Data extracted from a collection
::::::::::

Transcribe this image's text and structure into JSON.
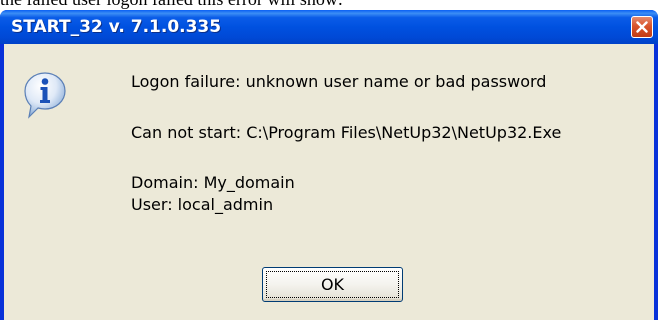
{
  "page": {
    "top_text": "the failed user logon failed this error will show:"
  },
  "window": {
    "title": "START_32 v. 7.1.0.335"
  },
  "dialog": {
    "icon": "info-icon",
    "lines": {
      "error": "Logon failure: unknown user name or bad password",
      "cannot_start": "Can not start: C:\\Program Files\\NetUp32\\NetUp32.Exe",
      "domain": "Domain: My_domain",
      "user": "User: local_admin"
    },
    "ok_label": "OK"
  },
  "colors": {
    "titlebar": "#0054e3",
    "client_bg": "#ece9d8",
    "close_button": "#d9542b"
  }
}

::::::::::

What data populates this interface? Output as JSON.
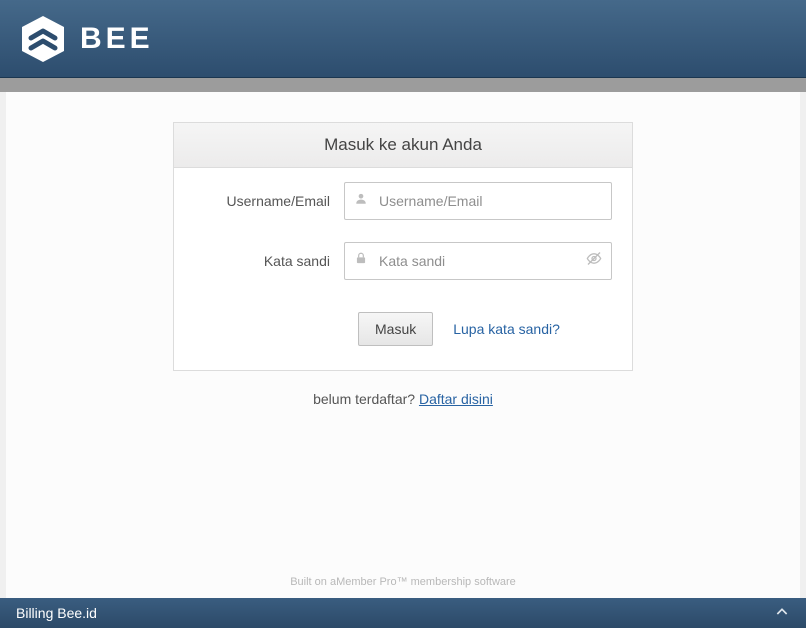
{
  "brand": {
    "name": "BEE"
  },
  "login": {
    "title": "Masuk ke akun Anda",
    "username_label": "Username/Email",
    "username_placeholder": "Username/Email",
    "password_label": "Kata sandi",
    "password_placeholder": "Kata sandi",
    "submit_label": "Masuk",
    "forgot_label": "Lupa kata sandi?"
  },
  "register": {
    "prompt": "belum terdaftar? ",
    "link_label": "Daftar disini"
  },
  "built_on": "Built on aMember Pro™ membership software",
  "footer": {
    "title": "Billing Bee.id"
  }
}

::::::::::

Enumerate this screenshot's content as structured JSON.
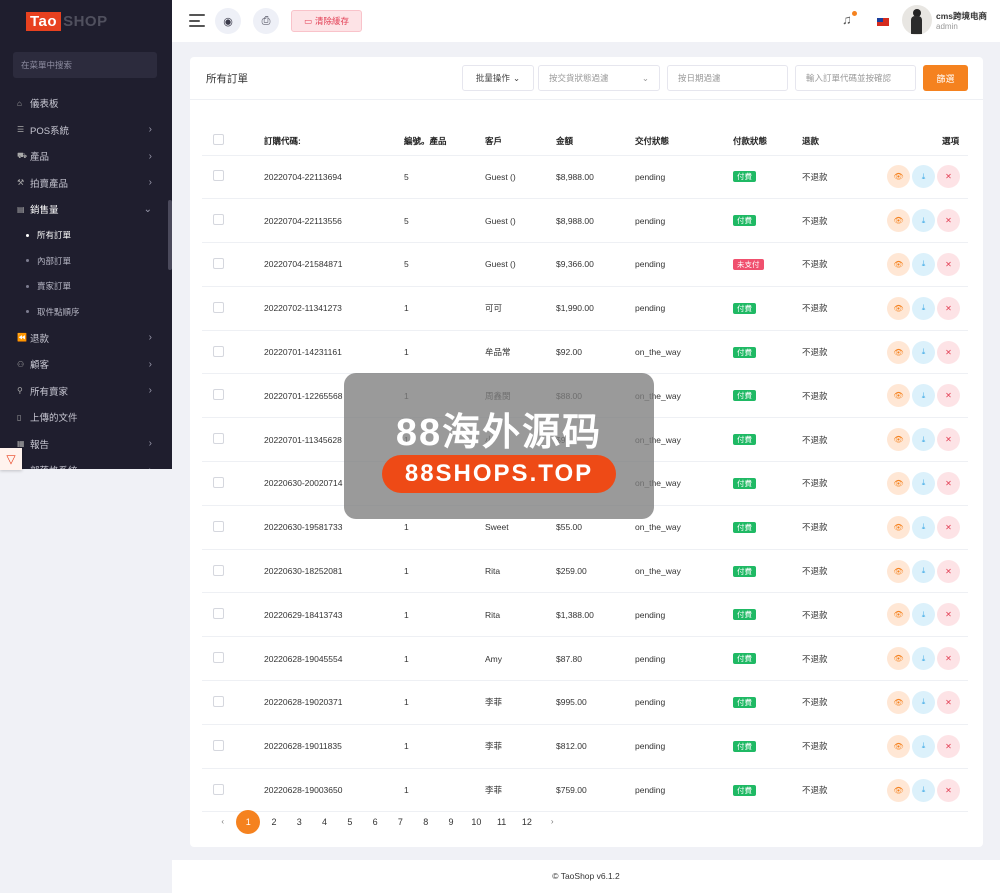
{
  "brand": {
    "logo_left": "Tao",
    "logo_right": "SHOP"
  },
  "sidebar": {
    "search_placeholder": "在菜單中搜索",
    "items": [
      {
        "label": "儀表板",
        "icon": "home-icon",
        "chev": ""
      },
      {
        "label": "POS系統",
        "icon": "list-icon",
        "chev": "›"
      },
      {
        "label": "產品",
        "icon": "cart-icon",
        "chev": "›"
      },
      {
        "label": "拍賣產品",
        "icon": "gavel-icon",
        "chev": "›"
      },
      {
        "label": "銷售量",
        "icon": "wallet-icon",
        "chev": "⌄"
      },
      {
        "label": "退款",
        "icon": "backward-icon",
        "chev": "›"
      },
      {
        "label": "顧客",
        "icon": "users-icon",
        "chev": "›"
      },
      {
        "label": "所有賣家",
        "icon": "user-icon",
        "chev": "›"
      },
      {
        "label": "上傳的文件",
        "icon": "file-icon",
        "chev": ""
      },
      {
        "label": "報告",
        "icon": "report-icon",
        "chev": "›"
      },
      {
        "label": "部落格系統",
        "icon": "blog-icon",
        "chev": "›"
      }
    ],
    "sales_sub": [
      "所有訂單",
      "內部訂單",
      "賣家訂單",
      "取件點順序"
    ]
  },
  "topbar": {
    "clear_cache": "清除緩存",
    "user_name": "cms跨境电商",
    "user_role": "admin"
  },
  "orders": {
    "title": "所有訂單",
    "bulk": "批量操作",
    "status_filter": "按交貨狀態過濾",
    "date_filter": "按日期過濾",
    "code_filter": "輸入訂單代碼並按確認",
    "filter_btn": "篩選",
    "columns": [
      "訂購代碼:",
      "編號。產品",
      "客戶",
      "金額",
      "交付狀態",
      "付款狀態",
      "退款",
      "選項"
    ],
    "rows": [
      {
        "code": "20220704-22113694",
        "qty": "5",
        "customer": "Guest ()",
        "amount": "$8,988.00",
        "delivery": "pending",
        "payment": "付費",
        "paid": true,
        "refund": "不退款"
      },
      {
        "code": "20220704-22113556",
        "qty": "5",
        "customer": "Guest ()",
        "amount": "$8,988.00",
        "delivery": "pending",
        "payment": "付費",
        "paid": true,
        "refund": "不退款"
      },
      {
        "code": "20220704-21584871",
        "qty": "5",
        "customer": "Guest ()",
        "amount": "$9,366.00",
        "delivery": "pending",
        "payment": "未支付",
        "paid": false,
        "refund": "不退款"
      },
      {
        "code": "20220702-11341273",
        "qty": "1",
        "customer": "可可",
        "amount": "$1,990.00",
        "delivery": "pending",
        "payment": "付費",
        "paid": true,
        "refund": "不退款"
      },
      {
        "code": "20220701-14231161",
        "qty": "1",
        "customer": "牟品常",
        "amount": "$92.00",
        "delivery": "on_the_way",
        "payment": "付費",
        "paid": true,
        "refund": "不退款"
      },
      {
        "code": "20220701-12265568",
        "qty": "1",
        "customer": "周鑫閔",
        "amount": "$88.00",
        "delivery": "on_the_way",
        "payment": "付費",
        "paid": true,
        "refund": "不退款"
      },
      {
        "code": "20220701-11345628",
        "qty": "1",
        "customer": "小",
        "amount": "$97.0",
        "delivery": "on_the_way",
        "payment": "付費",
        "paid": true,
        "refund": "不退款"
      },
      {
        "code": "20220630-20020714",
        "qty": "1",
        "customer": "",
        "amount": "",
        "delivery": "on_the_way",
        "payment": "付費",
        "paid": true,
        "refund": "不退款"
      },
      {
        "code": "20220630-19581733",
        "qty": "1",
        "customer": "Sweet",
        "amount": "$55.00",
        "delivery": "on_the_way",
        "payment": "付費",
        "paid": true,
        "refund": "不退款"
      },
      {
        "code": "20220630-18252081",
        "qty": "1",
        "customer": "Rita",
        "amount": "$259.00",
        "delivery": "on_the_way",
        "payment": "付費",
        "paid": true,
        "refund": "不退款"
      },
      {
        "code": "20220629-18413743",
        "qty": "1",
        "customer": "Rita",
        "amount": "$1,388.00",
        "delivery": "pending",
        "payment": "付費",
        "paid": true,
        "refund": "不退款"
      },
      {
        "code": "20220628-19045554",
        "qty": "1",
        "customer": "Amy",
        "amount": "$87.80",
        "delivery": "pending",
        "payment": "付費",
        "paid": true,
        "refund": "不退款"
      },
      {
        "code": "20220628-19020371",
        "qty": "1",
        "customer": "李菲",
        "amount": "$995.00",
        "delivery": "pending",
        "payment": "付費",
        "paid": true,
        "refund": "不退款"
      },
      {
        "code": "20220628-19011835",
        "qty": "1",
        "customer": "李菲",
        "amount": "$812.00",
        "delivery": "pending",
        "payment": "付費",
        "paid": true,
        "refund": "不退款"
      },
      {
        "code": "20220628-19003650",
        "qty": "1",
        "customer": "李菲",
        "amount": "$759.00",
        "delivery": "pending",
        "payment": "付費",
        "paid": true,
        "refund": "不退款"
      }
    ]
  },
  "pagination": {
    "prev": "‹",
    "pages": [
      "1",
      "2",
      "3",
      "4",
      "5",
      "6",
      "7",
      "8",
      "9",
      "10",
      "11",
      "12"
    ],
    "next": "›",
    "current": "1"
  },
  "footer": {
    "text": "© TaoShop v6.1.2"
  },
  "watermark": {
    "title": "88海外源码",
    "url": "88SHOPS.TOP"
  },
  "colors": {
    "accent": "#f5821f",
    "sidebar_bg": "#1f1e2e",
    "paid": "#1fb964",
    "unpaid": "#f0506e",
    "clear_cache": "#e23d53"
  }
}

::::::::::

▶ **Requirement**:
Show all lines from the listing above in which "error" appears.

▶ **Exercise result**:
    "top_text": "the failed user logon failed this error will show:"
      "error": "Logon failure: unknown user name or bad password",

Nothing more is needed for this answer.